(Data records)
-----

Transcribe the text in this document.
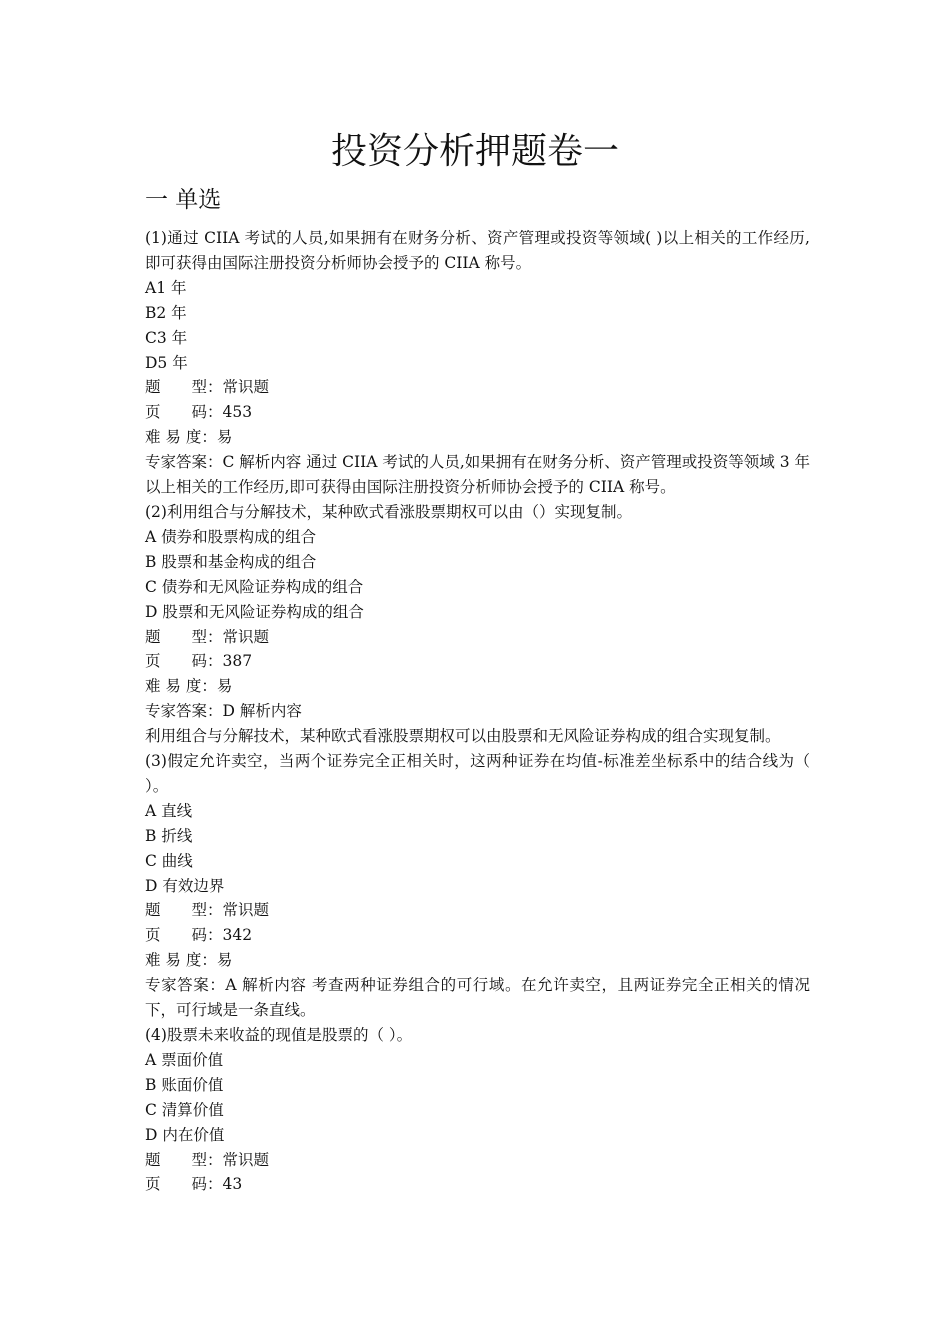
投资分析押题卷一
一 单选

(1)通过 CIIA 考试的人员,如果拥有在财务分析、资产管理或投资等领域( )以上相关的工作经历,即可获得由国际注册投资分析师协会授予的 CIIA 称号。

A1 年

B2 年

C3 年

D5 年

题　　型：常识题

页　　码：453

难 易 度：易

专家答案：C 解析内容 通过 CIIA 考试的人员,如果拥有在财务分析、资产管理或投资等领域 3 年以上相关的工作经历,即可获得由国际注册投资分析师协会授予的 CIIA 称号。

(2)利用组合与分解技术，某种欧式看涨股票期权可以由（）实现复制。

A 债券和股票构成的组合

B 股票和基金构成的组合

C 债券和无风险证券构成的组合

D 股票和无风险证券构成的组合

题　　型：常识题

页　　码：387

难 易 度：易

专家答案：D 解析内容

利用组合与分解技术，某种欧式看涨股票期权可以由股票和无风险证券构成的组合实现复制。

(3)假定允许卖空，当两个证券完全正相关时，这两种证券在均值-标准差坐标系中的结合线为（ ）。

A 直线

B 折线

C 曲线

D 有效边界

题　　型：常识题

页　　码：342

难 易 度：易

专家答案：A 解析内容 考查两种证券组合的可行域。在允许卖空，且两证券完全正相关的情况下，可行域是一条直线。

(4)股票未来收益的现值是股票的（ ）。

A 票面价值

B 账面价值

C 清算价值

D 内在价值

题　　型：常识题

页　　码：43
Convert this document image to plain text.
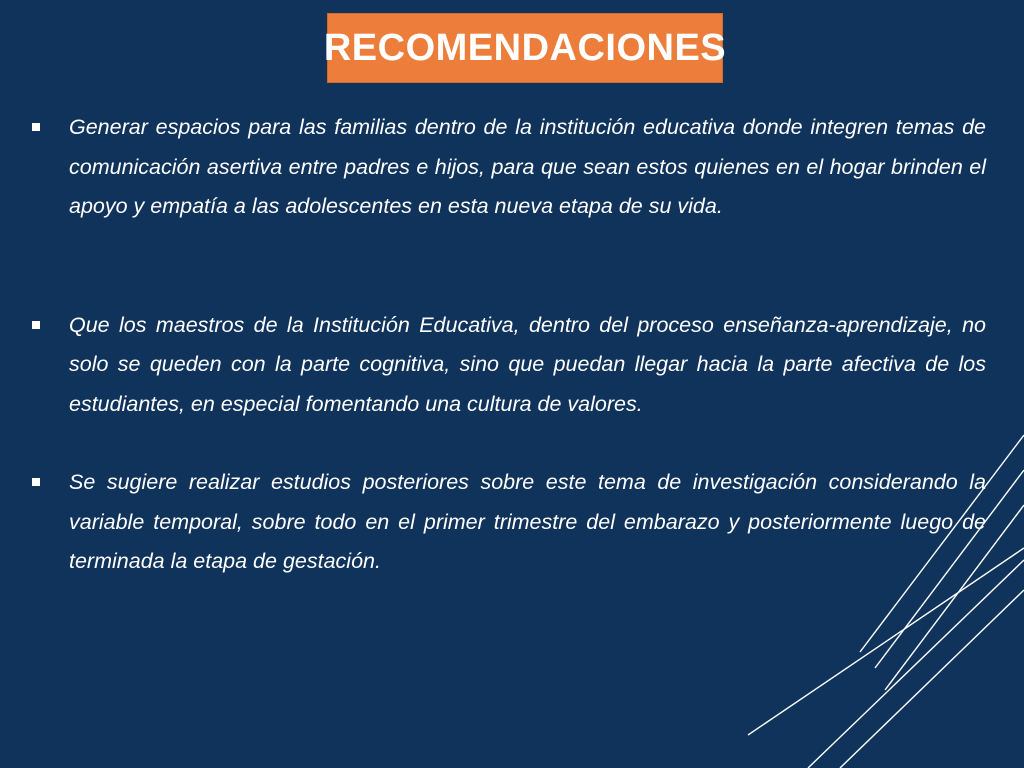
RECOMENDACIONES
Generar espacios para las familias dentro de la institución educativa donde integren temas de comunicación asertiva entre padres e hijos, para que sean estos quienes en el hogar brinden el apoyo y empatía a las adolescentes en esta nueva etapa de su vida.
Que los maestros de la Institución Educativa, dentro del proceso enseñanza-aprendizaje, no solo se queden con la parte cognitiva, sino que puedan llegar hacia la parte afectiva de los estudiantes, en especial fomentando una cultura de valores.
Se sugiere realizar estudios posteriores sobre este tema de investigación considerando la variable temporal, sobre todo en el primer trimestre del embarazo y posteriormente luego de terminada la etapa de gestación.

-----

TASK REQUIREMENTS
Pick out the lines containing the string "CIIA" and show them.

CORRECT ANSWER
(1)通过 CIIA 考试的人员,如果拥有在财务分析、资产管理或投资等领域( )以上相关的工作经历,即可获得由国际注册投资分析师协会授予的 CIIA 称号。
专家答案：C 解析内容 通过 CIIA 考试的人员,如果拥有在财务分析、资产管理或投资等领域 3 年以上相关的工作经历,即可获得由国际注册投资分析师协会授予的 CIIA 称号。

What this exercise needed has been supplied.